*About this exercise*:
The reply must repeat the listing below exactly and carry none of its pictures.

Top of Records provided

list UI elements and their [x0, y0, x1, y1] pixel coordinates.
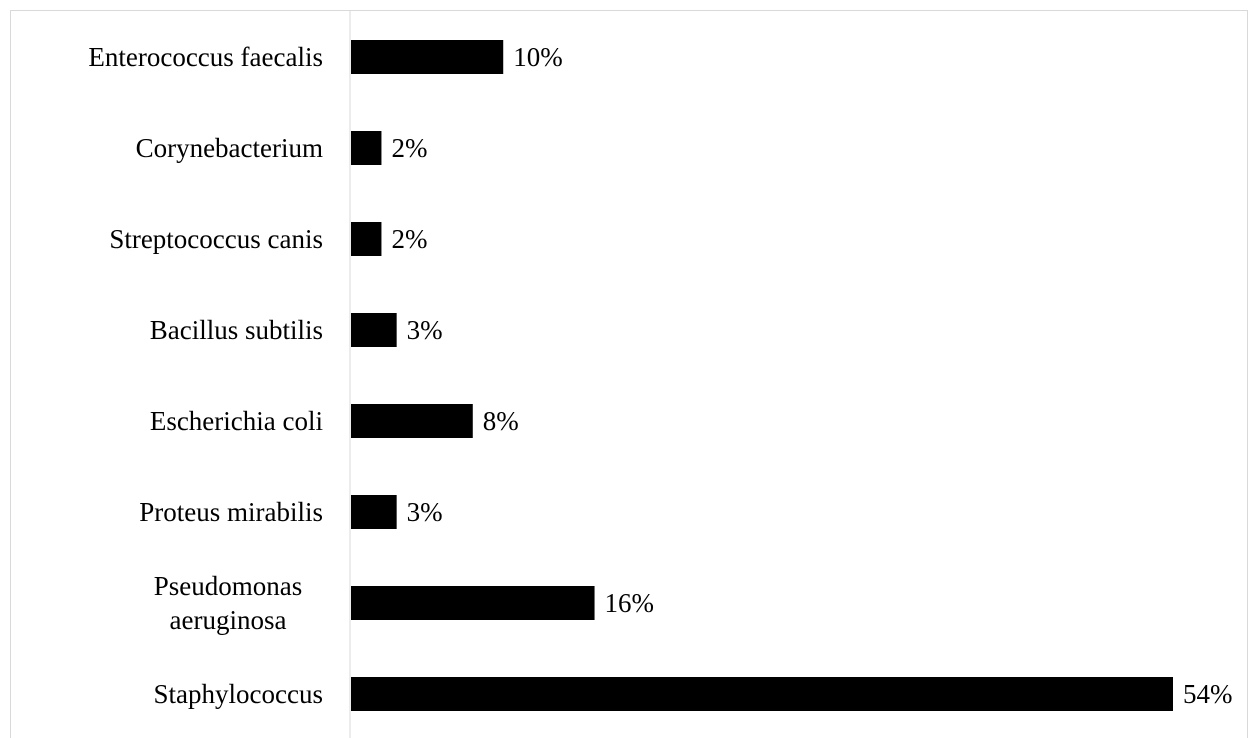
category-label-2: Streptococcus canis [109, 224, 323, 254]
category-label-4: Escherichia coli [150, 406, 323, 436]
category-label-5: Proteus mirabilis [139, 497, 323, 527]
category-label-6: Pseudomonas aeruginosa [154, 571, 303, 635]
category-label-1: Corynebacterium [136, 133, 323, 163]
bar-0 [351, 40, 504, 74]
bar-2 [351, 222, 382, 256]
bar-3 [351, 313, 397, 347]
data-label-0: 10% [513, 42, 563, 72]
chart-frame [10, 10, 1248, 738]
data-label-3: 3% [407, 315, 443, 345]
bar-5 [351, 495, 397, 529]
bar-1 [351, 131, 382, 165]
category-label-7: Staphylococcus [154, 679, 323, 709]
data-label-2: 2% [391, 224, 427, 254]
bar-7 [351, 677, 1173, 711]
data-label-1: 2% [391, 133, 427, 163]
category-label-0: Enterococcus faecalis [88, 42, 323, 72]
data-label-4: 8% [483, 406, 519, 436]
data-label-7: 54% [1183, 679, 1233, 709]
category-label-3: Bacillus subtilis [150, 315, 323, 345]
data-label-6: 16% [605, 588, 655, 618]
bar-6 [351, 586, 595, 620]
bar-4 [351, 404, 473, 438]
data-label-5: 3% [407, 497, 443, 527]
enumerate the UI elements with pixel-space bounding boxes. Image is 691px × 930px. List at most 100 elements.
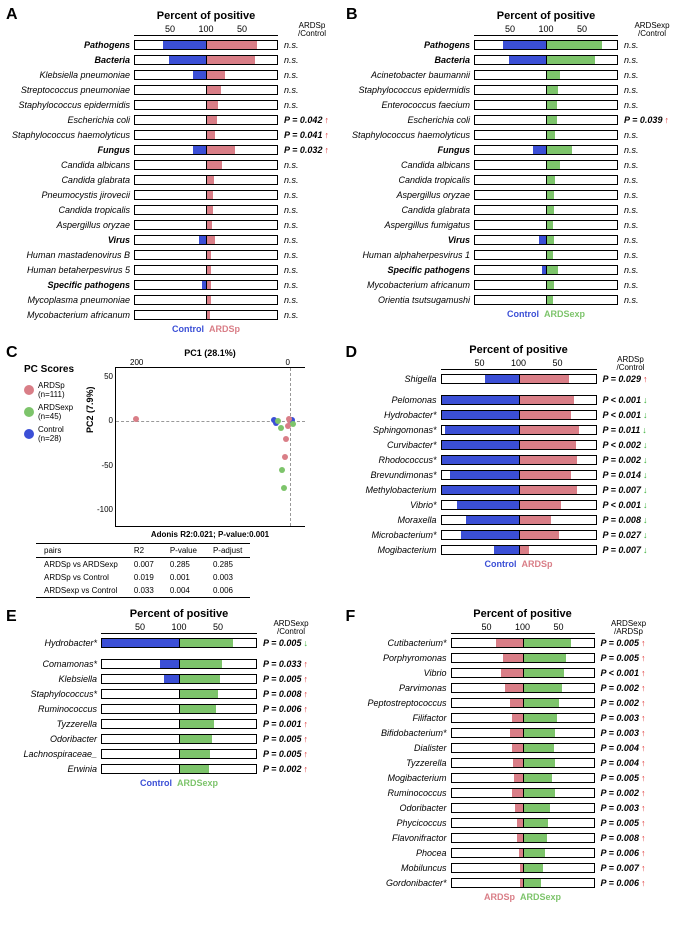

Bottom of Records provided

*Answer to the exercise*:
list UI elements and their [x0, y0, x1, y1] pixel coordinates.
category-label-2: Streptococcus canis [109, 224, 323, 254]
category-label-4: Escherichia coli [150, 406, 323, 436]
category-label-5: Proteus mirabilis [139, 497, 323, 527]
category-label-6: Pseudomonas aeruginosa [154, 571, 303, 635]
category-label-1: Corynebacterium [136, 133, 323, 163]
bar-0 [351, 40, 504, 74]
bar-2 [351, 222, 382, 256]
bar-3 [351, 313, 397, 347]
data-label-0: 10% [513, 42, 563, 72]
chart-frame [10, 10, 1248, 738]
data-label-3: 3% [407, 315, 443, 345]
bar-5 [351, 495, 397, 529]
bar-1 [351, 131, 382, 165]
category-label-7: Staphylococcus [154, 679, 323, 709]
data-label-2: 2% [391, 224, 427, 254]
bar-7 [351, 677, 1173, 711]
data-label-1: 2% [391, 133, 427, 163]
category-label-0: Enterococcus faecalis [88, 42, 323, 72]
data-label-4: 8% [483, 406, 519, 436]
data-label-7: 54% [1183, 679, 1233, 709]
category-label-3: Bacillus subtilis [150, 315, 323, 345]
data-label-6: 16% [605, 588, 655, 618]
bar-6 [351, 586, 595, 620]
bar-4 [351, 404, 473, 438]
data-label-5: 3% [407, 497, 443, 527]
enumerate the UI elements with pixel-space bounding boxes. Image is 691px × 930px. List at most 100 elements.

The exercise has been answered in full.